**PROBLEM DETAILS:** List all the lines in these records that hold "JSON".

**ITEMS:**
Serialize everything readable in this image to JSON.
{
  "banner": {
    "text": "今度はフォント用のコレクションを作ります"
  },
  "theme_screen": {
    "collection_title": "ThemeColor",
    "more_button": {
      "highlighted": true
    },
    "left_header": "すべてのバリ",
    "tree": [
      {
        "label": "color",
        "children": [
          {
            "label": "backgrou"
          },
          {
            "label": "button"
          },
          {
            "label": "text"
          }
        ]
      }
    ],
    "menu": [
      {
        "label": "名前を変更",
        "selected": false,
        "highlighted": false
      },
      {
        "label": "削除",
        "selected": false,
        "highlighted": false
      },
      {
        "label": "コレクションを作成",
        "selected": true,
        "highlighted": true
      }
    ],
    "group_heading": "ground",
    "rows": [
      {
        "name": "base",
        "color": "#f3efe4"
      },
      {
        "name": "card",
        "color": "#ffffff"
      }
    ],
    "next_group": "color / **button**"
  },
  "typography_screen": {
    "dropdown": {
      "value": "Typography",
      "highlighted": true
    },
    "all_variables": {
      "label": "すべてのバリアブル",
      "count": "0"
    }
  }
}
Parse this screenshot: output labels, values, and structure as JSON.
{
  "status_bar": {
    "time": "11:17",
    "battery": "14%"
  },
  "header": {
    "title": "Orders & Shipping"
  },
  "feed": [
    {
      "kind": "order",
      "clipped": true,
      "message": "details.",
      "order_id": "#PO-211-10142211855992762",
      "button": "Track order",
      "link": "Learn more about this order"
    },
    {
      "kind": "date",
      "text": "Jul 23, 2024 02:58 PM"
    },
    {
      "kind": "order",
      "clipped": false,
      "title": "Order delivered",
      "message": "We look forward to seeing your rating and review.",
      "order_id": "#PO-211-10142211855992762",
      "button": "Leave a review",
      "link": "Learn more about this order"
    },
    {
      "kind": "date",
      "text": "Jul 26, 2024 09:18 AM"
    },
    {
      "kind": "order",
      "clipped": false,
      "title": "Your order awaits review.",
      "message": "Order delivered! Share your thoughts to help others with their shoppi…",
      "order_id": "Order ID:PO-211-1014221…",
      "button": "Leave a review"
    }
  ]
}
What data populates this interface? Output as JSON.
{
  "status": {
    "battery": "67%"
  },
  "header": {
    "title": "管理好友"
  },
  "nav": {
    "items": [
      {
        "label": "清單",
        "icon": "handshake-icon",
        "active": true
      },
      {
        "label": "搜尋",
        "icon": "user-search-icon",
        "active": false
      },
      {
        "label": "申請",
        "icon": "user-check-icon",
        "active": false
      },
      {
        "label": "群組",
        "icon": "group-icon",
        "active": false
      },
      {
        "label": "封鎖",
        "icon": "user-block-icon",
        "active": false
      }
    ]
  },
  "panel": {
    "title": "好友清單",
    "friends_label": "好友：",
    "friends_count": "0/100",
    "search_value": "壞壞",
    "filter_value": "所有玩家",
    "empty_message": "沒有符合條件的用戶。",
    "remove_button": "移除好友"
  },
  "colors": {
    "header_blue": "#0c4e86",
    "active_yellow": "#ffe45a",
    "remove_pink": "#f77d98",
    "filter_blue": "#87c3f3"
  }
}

**SOLVED PROBLEM:**
Serialize everything readable in this image to JSON.
Parse this screenshot: output labels, values, and structure as JSON.
What data populates this interface? Output as JSON.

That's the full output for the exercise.